■ Data excerpts
--
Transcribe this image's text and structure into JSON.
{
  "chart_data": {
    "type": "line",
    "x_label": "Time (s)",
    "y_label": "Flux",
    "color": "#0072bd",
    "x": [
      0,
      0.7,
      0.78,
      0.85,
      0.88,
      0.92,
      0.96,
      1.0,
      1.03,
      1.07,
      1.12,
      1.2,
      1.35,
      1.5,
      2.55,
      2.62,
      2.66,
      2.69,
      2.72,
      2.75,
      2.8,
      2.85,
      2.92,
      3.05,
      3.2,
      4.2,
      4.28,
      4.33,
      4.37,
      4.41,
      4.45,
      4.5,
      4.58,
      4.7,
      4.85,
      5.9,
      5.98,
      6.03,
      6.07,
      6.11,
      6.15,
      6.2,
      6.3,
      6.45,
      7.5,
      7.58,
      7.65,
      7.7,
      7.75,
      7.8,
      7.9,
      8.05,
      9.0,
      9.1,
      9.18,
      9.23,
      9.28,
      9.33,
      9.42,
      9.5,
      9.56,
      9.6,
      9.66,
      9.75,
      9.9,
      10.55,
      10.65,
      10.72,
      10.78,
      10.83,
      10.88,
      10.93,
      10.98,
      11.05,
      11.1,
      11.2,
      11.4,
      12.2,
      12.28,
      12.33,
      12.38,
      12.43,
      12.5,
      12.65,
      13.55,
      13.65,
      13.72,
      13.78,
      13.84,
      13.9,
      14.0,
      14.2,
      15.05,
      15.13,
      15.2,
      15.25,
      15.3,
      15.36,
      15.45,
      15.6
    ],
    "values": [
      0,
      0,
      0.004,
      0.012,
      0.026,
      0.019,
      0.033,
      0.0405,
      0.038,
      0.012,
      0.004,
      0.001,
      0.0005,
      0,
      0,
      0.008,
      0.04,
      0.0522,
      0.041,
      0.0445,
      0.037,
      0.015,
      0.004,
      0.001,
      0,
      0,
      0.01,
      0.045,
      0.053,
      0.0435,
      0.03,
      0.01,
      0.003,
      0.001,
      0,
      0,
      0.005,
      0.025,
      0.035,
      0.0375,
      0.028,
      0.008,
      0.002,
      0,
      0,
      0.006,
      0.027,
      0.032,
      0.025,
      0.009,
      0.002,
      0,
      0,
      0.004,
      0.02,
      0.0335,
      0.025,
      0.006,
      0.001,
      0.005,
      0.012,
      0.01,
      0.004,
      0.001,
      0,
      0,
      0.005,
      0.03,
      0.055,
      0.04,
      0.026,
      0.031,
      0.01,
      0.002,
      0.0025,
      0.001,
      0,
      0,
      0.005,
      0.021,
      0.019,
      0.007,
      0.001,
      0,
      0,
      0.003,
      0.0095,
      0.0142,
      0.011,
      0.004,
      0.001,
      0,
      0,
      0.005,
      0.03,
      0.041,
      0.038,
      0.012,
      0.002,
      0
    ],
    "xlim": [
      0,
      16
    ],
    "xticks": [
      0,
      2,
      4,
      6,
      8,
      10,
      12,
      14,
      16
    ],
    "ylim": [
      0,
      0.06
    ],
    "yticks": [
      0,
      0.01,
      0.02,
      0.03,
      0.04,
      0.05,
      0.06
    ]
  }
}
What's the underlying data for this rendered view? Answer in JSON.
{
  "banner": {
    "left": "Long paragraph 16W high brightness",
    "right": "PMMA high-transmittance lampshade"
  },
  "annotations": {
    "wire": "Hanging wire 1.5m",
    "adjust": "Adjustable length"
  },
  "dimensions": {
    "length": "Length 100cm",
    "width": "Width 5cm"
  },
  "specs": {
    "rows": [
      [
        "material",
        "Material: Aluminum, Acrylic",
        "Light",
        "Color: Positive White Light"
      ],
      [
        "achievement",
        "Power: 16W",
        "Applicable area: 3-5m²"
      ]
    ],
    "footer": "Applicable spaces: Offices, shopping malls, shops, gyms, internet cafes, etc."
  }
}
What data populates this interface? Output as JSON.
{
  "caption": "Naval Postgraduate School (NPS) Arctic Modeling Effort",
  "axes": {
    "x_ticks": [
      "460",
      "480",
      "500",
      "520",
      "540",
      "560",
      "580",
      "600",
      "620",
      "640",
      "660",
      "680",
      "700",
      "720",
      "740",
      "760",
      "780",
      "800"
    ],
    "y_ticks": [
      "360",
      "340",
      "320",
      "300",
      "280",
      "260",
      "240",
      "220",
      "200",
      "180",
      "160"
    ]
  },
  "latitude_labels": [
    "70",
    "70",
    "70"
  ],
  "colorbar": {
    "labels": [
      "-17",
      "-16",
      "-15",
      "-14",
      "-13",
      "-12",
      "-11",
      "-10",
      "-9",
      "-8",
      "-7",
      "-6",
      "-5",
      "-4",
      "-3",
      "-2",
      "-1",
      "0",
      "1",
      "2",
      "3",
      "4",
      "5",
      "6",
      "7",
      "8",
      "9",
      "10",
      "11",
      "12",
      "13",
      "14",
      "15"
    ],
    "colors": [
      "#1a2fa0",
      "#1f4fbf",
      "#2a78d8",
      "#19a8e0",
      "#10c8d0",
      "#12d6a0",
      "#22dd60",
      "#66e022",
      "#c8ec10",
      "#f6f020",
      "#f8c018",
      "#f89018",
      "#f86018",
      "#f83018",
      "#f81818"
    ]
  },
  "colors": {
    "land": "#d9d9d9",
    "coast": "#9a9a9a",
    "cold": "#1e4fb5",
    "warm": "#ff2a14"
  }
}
--
■ What is expected
Extract every entry above as it appears.

■ Task output
Transcribe this image's text and structure into JSON.
{
  "chart_data": {
    "type": "line",
    "x_label": "Time (s)",
    "y_label": "Flux",
    "color": "#0072bd",
    "x": [
      0,
      0.7,
      0.78,
      0.85,
      0.88,
      0.92,
      0.96,
      1.0,
      1.03,
      1.07,
      1.12,
      1.2,
      1.35,
      1.5,
      2.55,
      2.62,
      2.66,
      2.69,
      2.72,
      2.75,
      2.8,
      2.85,
      2.92,
      3.05,
      3.2,
      4.2,
      4.28,
      4.33,
      4.37,
      4.41,
      4.45,
      4.5,
      4.58,
      4.7,
      4.85,
      5.9,
      5.98,
      6.03,
      6.07,
      6.11,
      6.15,
      6.2,
      6.3,
      6.45,
      7.5,
      7.58,
      7.65,
      7.7,
      7.75,
      7.8,
      7.9,
      8.05,
      9.0,
      9.1,
      9.18,
      9.23,
      9.28,
      9.33,
      9.42,
      9.5,
      9.56,
      9.6,
      9.66,
      9.75,
      9.9,
      10.55,
      10.65,
      10.72,
      10.78,
      10.83,
      10.88,
      10.93,
      10.98,
      11.05,
      11.1,
      11.2,
      11.4,
      12.2,
      12.28,
      12.33,
      12.38,
      12.43,
      12.5,
      12.65,
      13.55,
      13.65,
      13.72,
      13.78,
      13.84,
      13.9,
      14.0,
      14.2,
      15.05,
      15.13,
      15.2,
      15.25,
      15.3,
      15.36,
      15.45,
      15.6
    ],
    "values": [
      0,
      0,
      0.004,
      0.012,
      0.026,
      0.019,
      0.033,
      0.0405,
      0.038,
      0.012,
      0.004,
      0.001,
      0.0005,
      0,
      0,
      0.008,
      0.04,
      0.0522,
      0.041,
      0.0445,
      0.037,
      0.015,
      0.004,
      0.001,
      0,
      0,
      0.01,
      0.045,
      0.053,
      0.0435,
      0.03,
      0.01,
      0.003,
      0.001,
      0,
      0,
      0.005,
      0.025,
      0.035,
      0.0375,
      0.028,
      0.008,
      0.002,
      0,
      0,
      0.006,
      0.027,
      0.032,
      0.025,
      0.009,
      0.002,
      0,
      0,
      0.004,
      0.02,
      0.0335,
      0.025,
      0.006,
      0.001,
      0.005,
      0.012,
      0.01,
      0.004,
      0.001,
      0,
      0,
      0.005,
      0.03,
      0.055,
      0.04,
      0.026,
      0.031,
      0.01,
      0.002,
      0.0025,
      0.001,
      0,
      0,
      0.005,
      0.021,
      0.019,
      0.007,
      0.001,
      0,
      0,
      0.003,
      0.0095,
      0.0142,
      0.011,
      0.004,
      0.001,
      0,
      0,
      0.005,
      0.03,
      0.041,
      0.038,
      0.012,
      0.002,
      0
    ],
    "xlim": [
      0,
      16
    ],
    "xticks": [
      0,
      2,
      4,
      6,
      8,
      10,
      12,
      14,
      16
    ],
    "ylim": [
      0,
      0.06
    ],
    "yticks": [
      0,
      0.01,
      0.02,
      0.03,
      0.04,
      0.05,
      0.06
    ]
  }
}
What's the underlying data for this rendered view? Answer in JSON.
{
  "banner": {
    "left": "Long paragraph 16W high brightness",
    "right": "PMMA high-transmittance lampshade"
  },
  "annotations": {
    "wire": "Hanging wire 1.5m",
    "adjust": "Adjustable length"
  },
  "dimensions": {
    "length": "Length 100cm",
    "width": "Width 5cm"
  },
  "specs": {
    "rows": [
      [
        "material",
        "Material: Aluminum, Acrylic",
        "Light",
        "Color: Positive White Light"
      ],
      [
        "achievement",
        "Power: 16W",
        "Applicable area: 3-5m²"
      ]
    ],
    "footer": "Applicable spaces: Offices, shopping malls, shops, gyms, internet cafes, etc."
  }
}
What data populates this interface? Output as JSON.
{
  "caption": "Naval Postgraduate School (NPS) Arctic Modeling Effort",
  "axes": {
    "x_ticks": [
      "460",
      "480",
      "500",
      "520",
      "540",
      "560",
      "580",
      "600",
      "620",
      "640",
      "660",
      "680",
      "700",
      "720",
      "740",
      "760",
      "780",
      "800"
    ],
    "y_ticks": [
      "360",
      "340",
      "320",
      "300",
      "280",
      "260",
      "240",
      "220",
      "200",
      "180",
      "160"
    ]
  },
  "latitude_labels": [
    "70",
    "70",
    "70"
  ],
  "colorbar": {
    "labels": [
      "-17",
      "-16",
      "-15",
      "-14",
      "-13",
      "-12",
      "-11",
      "-10",
      "-9",
      "-8",
      "-7",
      "-6",
      "-5",
      "-4",
      "-3",
      "-2",
      "-1",
      "0",
      "1",
      "2",
      "3",
      "4",
      "5",
      "6",
      "7",
      "8",
      "9",
      "10",
      "11",
      "12",
      "13",
      "14",
      "15"
    ],
    "colors": [
      "#1a2fa0",
      "#1f4fbf",
      "#2a78d8",
      "#19a8e0",
      "#10c8d0",
      "#12d6a0",
      "#22dd60",
      "#66e022",
      "#c8ec10",
      "#f6f020",
      "#f8c018",
      "#f89018",
      "#f86018",
      "#f83018",
      "#f81818"
    ]
  },
  "colors": {
    "land": "#d9d9d9",
    "coast": "#9a9a9a",
    "cold": "#1e4fb5",
    "warm": "#ff2a14"
  }
}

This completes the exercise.